*Problem description*.
Collect all lines from the listing that include the string "XAUUSD".

*Source material*.
^^^^^^^^^^^^^^^^
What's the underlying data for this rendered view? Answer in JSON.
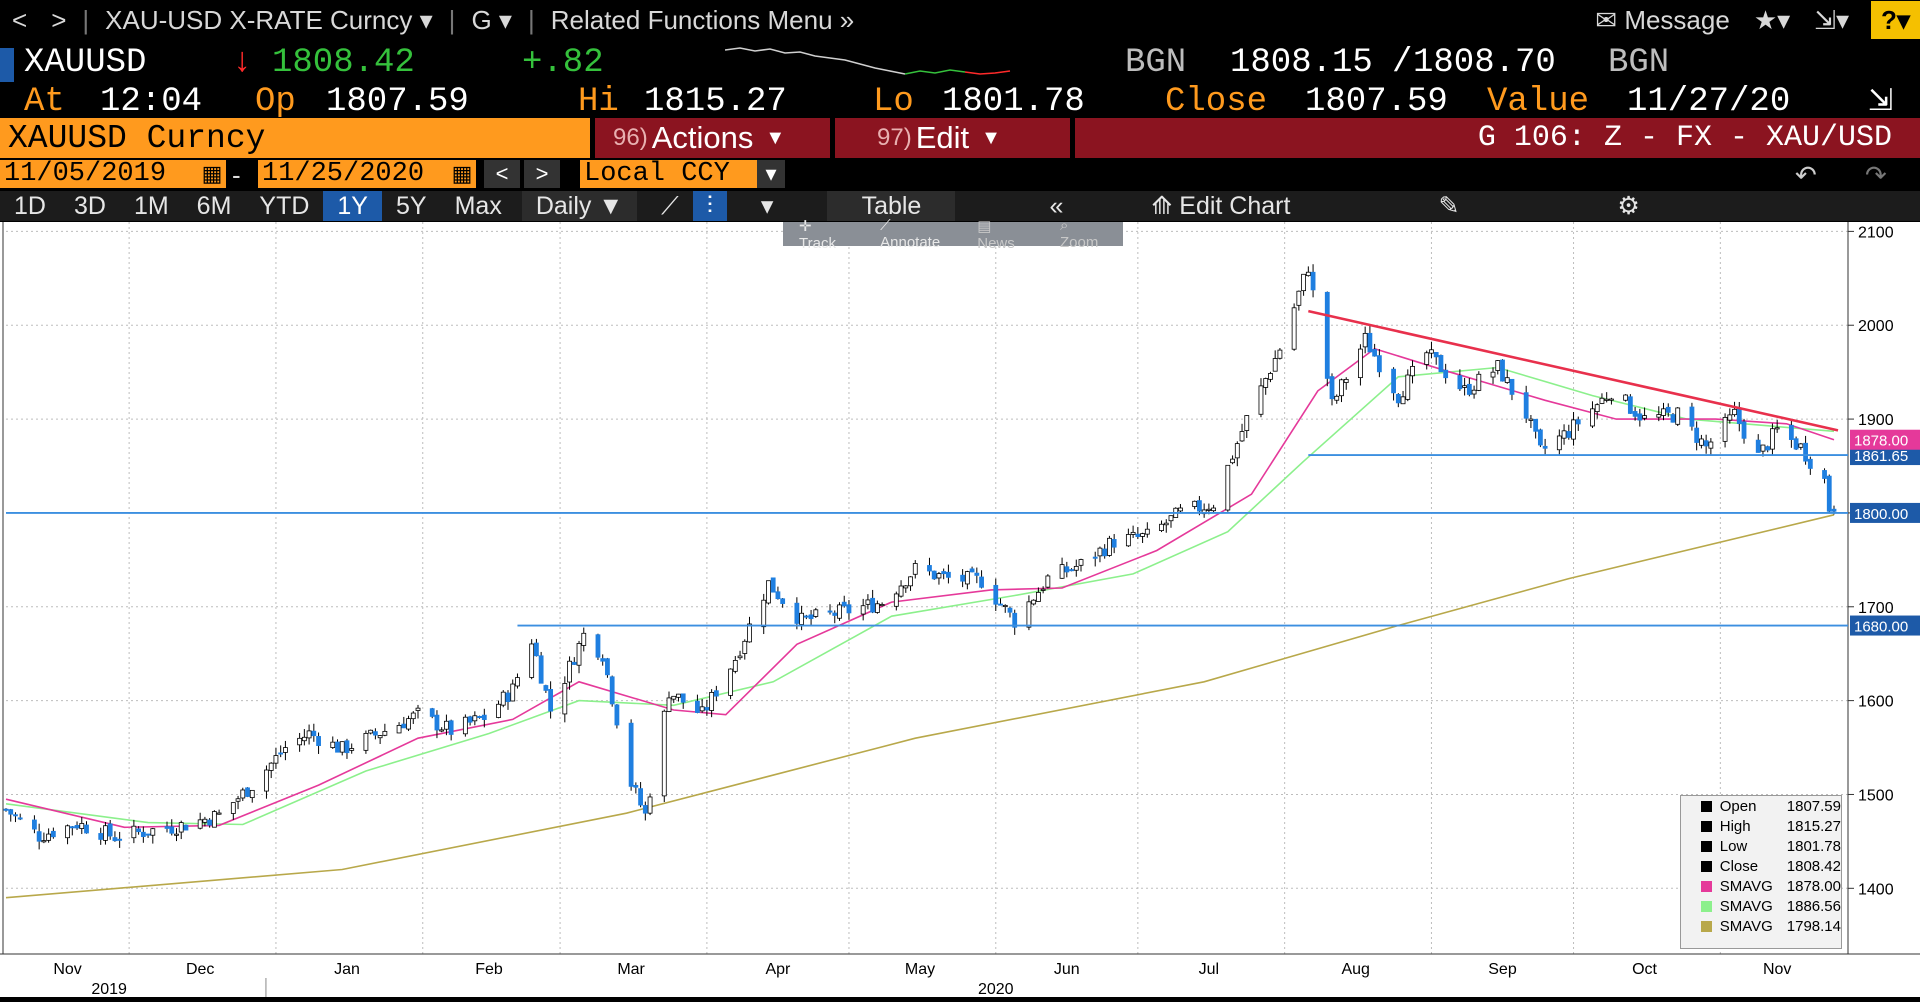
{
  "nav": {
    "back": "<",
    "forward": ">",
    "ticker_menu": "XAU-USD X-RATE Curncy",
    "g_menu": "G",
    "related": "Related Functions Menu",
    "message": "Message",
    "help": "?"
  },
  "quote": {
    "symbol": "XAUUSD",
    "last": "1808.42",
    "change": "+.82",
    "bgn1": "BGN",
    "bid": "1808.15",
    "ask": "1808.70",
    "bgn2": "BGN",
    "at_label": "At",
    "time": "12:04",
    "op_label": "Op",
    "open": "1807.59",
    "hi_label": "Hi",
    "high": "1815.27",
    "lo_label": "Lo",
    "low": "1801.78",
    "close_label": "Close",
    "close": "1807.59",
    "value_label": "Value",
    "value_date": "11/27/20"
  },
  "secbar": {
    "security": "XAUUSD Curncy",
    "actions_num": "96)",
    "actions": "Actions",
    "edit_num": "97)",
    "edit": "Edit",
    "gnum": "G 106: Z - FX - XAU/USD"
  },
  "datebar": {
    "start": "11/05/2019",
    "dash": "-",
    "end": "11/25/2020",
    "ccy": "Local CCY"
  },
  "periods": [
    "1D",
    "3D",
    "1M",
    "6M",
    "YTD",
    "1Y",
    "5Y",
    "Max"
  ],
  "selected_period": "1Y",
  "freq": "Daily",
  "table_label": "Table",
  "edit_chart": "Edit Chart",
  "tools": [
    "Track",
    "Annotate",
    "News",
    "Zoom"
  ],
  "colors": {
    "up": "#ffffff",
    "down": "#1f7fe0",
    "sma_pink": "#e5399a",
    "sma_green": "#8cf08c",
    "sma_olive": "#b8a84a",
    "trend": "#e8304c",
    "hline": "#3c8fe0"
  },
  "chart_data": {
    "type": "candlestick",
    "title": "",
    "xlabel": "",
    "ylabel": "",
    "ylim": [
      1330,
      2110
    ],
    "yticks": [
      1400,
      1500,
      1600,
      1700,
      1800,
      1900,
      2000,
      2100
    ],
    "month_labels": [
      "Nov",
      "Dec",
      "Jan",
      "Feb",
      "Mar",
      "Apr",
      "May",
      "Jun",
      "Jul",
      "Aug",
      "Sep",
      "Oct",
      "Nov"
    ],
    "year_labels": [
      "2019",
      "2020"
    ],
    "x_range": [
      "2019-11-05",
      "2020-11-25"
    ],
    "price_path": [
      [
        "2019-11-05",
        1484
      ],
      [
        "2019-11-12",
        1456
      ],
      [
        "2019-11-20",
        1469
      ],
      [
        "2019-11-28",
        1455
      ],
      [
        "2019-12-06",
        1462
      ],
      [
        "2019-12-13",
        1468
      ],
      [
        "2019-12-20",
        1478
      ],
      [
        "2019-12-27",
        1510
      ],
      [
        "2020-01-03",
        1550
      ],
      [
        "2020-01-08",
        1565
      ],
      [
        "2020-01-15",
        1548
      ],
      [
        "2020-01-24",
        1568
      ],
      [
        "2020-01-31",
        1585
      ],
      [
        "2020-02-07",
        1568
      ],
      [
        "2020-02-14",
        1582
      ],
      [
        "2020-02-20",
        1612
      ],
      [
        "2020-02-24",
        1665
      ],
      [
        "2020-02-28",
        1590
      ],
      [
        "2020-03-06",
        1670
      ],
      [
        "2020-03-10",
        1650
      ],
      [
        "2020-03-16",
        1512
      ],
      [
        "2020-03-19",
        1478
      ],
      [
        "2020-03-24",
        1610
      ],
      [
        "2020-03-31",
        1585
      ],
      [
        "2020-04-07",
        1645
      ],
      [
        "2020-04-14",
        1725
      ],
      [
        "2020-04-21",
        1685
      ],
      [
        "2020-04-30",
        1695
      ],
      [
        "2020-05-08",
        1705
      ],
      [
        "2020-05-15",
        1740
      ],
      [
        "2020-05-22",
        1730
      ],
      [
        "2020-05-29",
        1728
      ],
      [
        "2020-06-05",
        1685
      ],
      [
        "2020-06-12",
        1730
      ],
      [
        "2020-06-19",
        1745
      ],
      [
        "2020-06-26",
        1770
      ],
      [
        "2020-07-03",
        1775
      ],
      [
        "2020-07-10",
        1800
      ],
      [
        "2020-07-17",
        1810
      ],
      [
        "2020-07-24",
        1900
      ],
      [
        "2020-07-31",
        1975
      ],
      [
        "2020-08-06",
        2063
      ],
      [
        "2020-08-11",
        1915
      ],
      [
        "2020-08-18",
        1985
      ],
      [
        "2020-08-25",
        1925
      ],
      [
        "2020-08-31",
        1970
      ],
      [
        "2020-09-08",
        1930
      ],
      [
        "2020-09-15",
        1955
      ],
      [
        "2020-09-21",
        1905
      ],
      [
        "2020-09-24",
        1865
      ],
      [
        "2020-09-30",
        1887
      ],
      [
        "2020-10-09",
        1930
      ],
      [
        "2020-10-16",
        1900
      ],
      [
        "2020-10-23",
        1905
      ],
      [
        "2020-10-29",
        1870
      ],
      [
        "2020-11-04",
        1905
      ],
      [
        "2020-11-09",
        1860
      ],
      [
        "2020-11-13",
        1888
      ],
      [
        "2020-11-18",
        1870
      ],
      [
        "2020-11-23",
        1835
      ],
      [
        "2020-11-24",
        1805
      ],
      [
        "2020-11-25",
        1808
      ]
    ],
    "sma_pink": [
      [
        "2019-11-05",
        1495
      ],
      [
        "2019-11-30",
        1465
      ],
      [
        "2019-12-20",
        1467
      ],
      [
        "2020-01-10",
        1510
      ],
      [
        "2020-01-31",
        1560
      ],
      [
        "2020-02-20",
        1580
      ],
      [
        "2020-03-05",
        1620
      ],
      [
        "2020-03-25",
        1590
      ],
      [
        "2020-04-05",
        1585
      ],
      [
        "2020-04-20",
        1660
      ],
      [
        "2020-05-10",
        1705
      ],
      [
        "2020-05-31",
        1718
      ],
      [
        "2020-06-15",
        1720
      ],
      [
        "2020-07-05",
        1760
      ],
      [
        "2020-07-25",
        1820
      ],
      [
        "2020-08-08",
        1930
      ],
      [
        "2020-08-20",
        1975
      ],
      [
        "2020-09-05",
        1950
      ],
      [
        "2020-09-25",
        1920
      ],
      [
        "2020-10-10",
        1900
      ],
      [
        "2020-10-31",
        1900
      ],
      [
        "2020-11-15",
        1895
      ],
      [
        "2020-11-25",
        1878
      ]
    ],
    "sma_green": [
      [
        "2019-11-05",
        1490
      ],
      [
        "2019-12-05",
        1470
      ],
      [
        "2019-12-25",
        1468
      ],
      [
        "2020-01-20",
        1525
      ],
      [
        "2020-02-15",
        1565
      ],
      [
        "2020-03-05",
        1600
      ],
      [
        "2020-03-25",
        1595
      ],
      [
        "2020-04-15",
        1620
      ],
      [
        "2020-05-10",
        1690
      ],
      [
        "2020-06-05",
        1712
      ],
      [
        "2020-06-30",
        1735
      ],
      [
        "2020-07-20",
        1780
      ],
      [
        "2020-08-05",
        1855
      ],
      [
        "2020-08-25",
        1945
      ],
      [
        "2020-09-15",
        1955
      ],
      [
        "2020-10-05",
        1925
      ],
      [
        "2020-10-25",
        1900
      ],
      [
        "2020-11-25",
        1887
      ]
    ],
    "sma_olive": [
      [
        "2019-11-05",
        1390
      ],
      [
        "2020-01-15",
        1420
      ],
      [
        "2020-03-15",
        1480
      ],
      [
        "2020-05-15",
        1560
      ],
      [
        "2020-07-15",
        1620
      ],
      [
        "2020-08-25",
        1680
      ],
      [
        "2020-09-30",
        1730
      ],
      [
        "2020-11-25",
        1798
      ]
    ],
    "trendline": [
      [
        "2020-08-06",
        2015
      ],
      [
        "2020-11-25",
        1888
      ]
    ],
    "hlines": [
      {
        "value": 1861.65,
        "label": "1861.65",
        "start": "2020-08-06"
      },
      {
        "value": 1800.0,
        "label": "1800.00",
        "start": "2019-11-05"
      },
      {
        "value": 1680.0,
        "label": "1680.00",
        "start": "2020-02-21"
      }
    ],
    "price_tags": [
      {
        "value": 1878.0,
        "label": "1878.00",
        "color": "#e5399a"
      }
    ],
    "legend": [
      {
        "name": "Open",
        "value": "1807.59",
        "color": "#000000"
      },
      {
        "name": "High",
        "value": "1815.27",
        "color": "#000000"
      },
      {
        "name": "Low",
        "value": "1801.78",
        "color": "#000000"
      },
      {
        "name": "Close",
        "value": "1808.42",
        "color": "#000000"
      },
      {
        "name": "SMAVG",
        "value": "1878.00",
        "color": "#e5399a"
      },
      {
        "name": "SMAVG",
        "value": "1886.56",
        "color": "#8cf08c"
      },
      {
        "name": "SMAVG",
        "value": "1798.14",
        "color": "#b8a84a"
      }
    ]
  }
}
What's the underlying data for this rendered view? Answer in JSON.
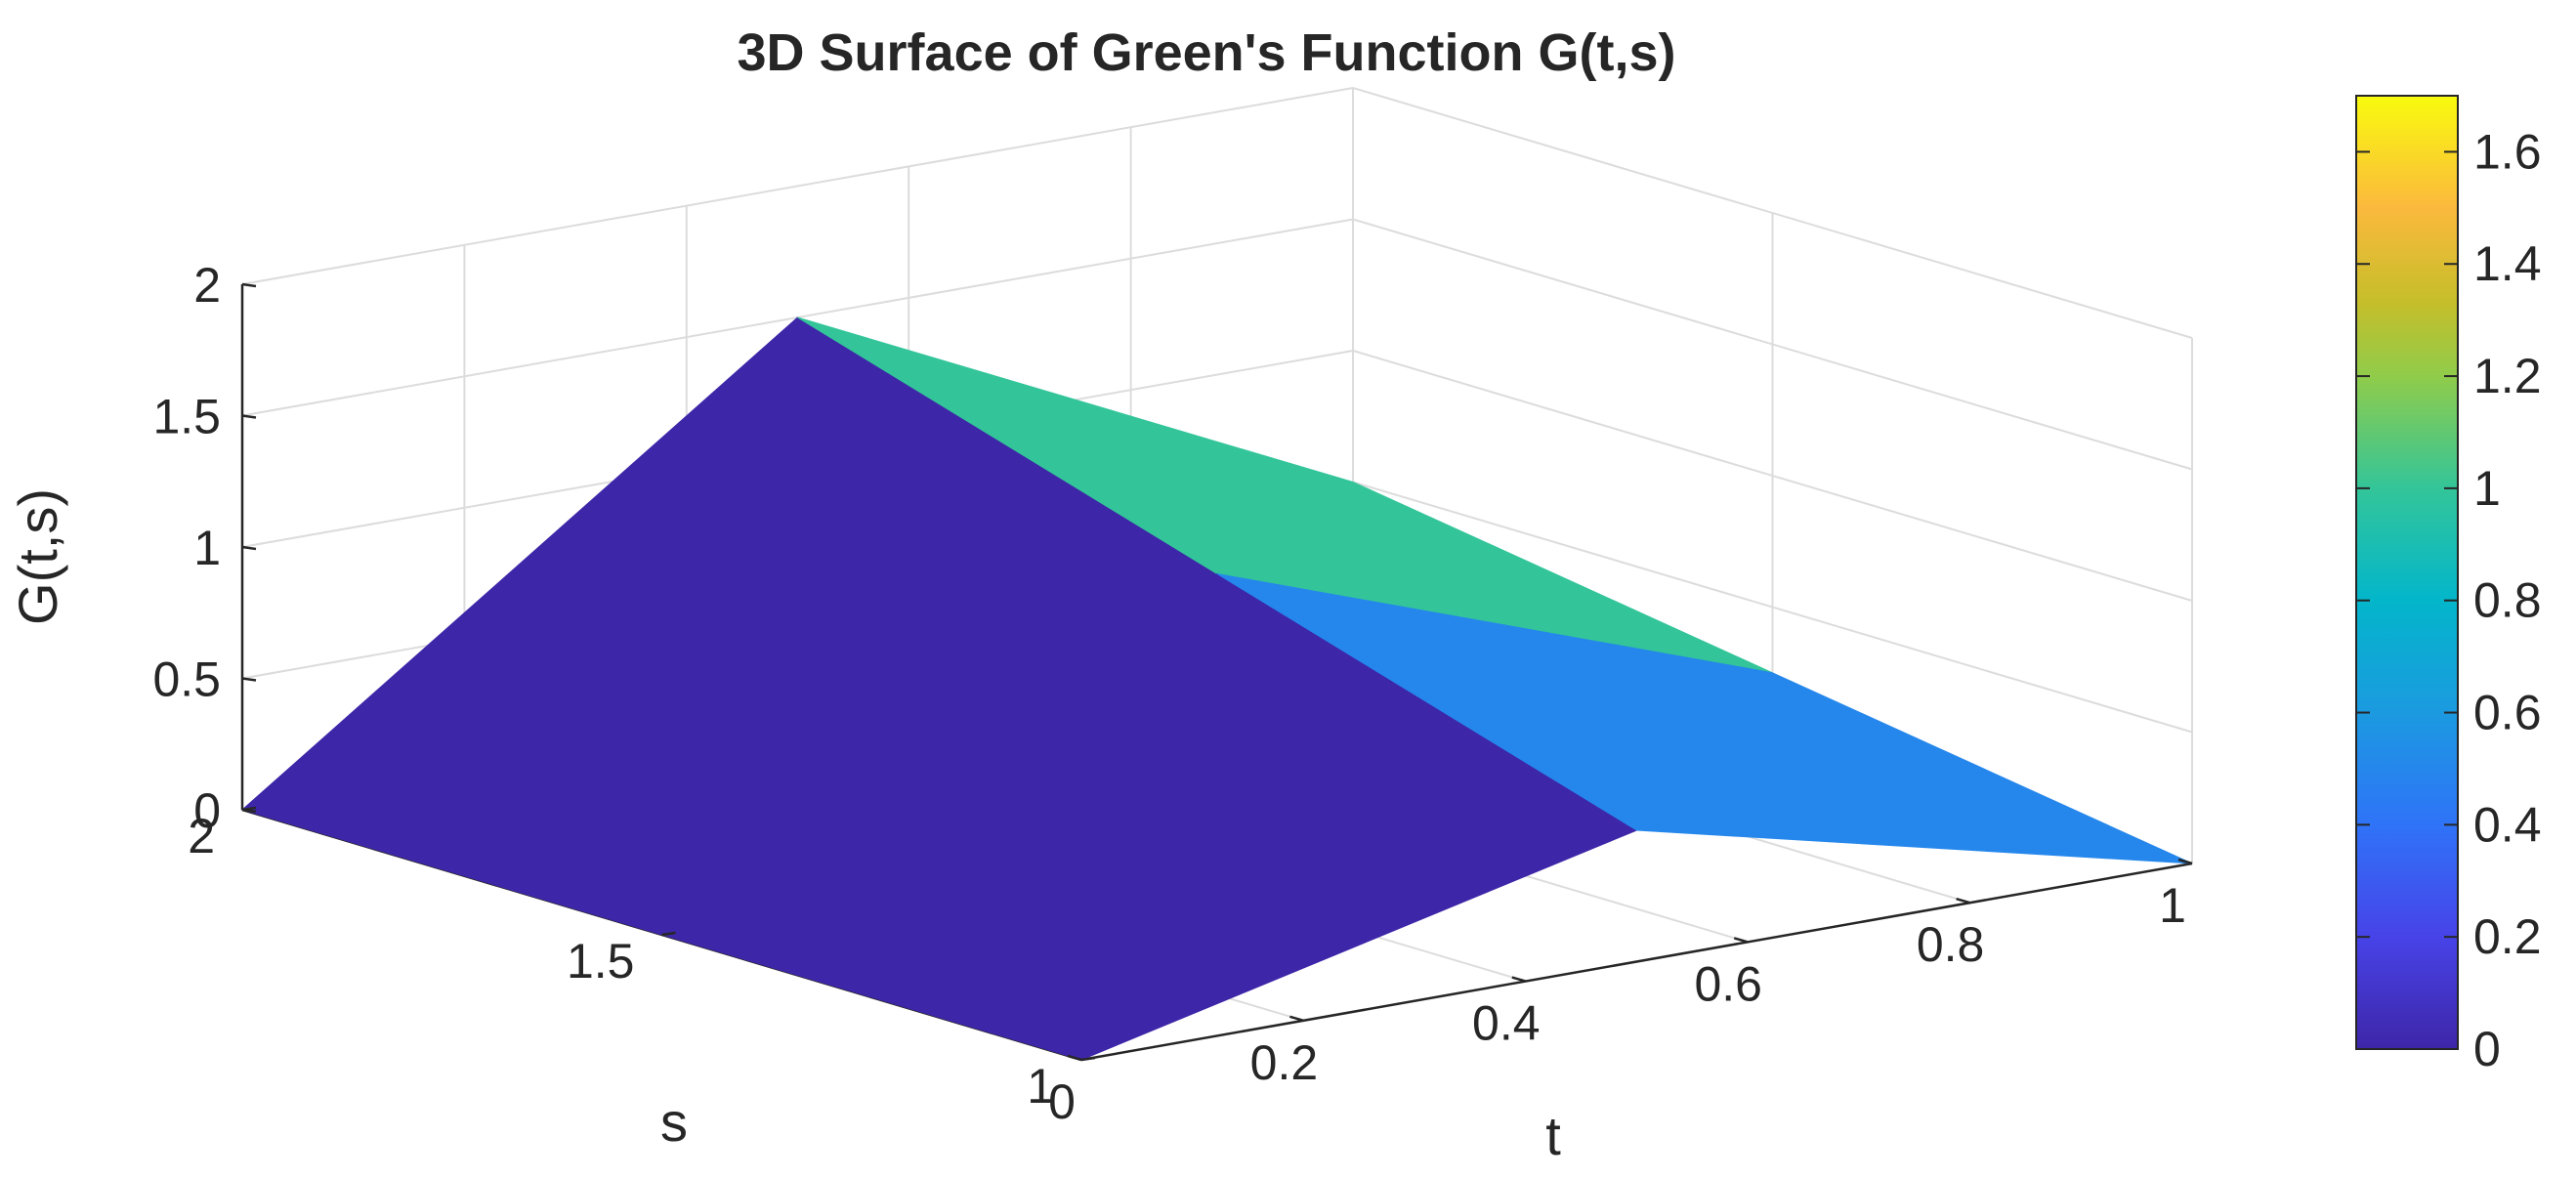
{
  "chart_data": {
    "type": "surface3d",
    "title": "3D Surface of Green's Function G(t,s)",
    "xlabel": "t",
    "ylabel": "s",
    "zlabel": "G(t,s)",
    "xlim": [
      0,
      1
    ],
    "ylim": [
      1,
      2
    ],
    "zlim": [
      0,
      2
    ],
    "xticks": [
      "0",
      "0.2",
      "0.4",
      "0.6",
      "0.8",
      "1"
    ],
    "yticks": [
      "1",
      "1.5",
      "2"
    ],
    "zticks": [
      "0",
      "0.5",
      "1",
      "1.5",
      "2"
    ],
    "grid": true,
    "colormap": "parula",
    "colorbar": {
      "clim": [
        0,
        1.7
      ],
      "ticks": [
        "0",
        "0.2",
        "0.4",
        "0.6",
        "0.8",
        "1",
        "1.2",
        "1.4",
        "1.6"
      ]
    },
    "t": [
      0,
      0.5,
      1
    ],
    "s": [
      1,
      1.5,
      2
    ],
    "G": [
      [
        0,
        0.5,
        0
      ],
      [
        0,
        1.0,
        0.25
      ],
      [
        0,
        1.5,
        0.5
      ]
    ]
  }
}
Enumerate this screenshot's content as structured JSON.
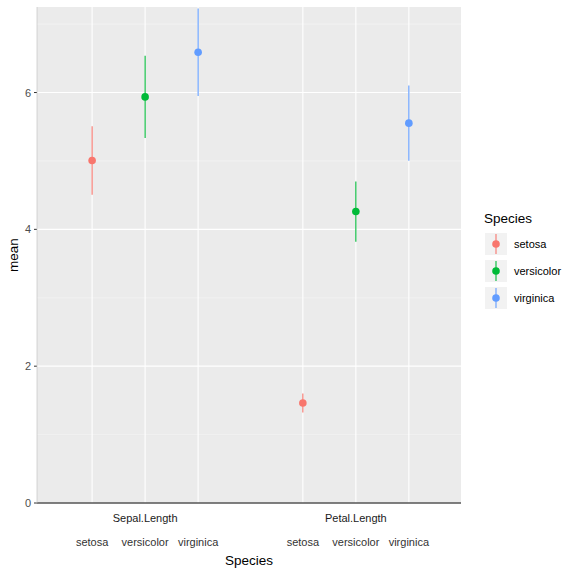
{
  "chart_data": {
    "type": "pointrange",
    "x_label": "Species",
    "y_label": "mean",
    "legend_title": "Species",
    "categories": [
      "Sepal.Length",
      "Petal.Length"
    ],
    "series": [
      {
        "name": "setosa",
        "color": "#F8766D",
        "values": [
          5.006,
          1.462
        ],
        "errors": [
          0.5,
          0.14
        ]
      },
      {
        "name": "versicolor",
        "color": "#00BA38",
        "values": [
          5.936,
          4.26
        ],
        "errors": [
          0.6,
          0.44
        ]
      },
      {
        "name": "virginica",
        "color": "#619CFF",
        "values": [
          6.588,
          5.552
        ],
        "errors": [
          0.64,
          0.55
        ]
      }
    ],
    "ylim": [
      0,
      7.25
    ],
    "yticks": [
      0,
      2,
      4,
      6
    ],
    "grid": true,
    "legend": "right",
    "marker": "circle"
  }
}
^^^^^^^^^^^^^^^^
*Answer to this task*.
    "symbol": "XAUUSD",
    "security": "XAUUSD Curncy",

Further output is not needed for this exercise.